(A block of data)
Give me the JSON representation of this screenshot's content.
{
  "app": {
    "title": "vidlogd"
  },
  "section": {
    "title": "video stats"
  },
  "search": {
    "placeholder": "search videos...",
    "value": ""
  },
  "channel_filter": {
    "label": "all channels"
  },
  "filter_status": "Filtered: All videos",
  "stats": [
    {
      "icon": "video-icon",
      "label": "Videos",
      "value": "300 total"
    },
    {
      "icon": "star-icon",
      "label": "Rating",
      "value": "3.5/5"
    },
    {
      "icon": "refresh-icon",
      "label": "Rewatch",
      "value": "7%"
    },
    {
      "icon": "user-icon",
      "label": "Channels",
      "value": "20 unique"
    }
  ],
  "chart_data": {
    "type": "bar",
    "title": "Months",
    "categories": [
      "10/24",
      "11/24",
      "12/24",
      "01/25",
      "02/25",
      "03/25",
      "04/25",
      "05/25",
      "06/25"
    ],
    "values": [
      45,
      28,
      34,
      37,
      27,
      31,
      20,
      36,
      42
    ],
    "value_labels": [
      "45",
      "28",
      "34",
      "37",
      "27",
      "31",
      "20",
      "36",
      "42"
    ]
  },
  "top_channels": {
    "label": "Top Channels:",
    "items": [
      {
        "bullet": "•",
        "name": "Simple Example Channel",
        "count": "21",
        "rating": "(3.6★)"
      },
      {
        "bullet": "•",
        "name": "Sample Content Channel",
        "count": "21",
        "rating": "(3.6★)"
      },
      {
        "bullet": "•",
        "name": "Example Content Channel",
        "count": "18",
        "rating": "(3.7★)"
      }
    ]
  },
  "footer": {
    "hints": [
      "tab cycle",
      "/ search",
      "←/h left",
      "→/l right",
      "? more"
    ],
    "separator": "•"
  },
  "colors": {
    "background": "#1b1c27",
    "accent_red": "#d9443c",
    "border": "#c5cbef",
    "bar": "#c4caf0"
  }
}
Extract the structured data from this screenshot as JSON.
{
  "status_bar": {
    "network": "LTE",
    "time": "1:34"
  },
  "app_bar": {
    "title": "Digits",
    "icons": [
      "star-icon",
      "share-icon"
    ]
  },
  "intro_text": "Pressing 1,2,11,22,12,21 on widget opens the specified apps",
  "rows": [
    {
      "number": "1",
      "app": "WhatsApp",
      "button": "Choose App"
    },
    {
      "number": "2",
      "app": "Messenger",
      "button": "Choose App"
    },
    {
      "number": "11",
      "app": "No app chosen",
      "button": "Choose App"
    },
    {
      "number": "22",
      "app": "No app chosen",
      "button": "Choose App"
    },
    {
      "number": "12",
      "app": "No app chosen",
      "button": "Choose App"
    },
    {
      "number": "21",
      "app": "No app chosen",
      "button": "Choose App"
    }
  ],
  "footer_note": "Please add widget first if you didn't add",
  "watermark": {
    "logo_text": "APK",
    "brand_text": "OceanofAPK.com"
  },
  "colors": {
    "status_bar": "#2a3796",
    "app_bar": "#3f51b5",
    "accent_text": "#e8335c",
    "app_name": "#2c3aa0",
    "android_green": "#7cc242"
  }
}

▸ **Written exercise**
Print every entry exactly as written.

▸ **Correct answer**
Give me the JSON representation of this screenshot's content.
{
  "app": {
    "title": "vidlogd"
  },
  "section": {
    "title": "video stats"
  },
  "search": {
    "placeholder": "search videos...",
    "value": ""
  },
  "channel_filter": {
    "label": "all channels"
  },
  "filter_status": "Filtered: All videos",
  "stats": [
    {
      "icon": "video-icon",
      "label": "Videos",
      "value": "300 total"
    },
    {
      "icon": "star-icon",
      "label": "Rating",
      "value": "3.5/5"
    },
    {
      "icon": "refresh-icon",
      "label": "Rewatch",
      "value": "7%"
    },
    {
      "icon": "user-icon",
      "label": "Channels",
      "value": "20 unique"
    }
  ],
  "chart_data": {
    "type": "bar",
    "title": "Months",
    "categories": [
      "10/24",
      "11/24",
      "12/24",
      "01/25",
      "02/25",
      "03/25",
      "04/25",
      "05/25",
      "06/25"
    ],
    "values": [
      45,
      28,
      34,
      37,
      27,
      31,
      20,
      36,
      42
    ],
    "value_labels": [
      "45",
      "28",
      "34",
      "37",
      "27",
      "31",
      "20",
      "36",
      "42"
    ]
  },
  "top_channels": {
    "label": "Top Channels:",
    "items": [
      {
        "bullet": "•",
        "name": "Simple Example Channel",
        "count": "21",
        "rating": "(3.6★)"
      },
      {
        "bullet": "•",
        "name": "Sample Content Channel",
        "count": "21",
        "rating": "(3.6★)"
      },
      {
        "bullet": "•",
        "name": "Example Content Channel",
        "count": "18",
        "rating": "(3.7★)"
      }
    ]
  },
  "footer": {
    "hints": [
      "tab cycle",
      "/ search",
      "←/h left",
      "→/l right",
      "? more"
    ],
    "separator": "•"
  },
  "colors": {
    "background": "#1b1c27",
    "accent_red": "#d9443c",
    "border": "#c5cbef",
    "bar": "#c4caf0"
  }
}
Extract the structured data from this screenshot as JSON.
{
  "status_bar": {
    "network": "LTE",
    "time": "1:34"
  },
  "app_bar": {
    "title": "Digits",
    "icons": [
      "star-icon",
      "share-icon"
    ]
  },
  "intro_text": "Pressing 1,2,11,22,12,21 on widget opens the specified apps",
  "rows": [
    {
      "number": "1",
      "app": "WhatsApp",
      "button": "Choose App"
    },
    {
      "number": "2",
      "app": "Messenger",
      "button": "Choose App"
    },
    {
      "number": "11",
      "app": "No app chosen",
      "button": "Choose App"
    },
    {
      "number": "22",
      "app": "No app chosen",
      "button": "Choose App"
    },
    {
      "number": "12",
      "app": "No app chosen",
      "button": "Choose App"
    },
    {
      "number": "21",
      "app": "No app chosen",
      "button": "Choose App"
    }
  ],
  "footer_note": "Please add widget first if you didn't add",
  "watermark": {
    "logo_text": "APK",
    "brand_text": "OceanofAPK.com"
  },
  "colors": {
    "status_bar": "#2a3796",
    "app_bar": "#3f51b5",
    "accent_text": "#e8335c",
    "app_name": "#2c3aa0",
    "android_green": "#7cc242"
  }
}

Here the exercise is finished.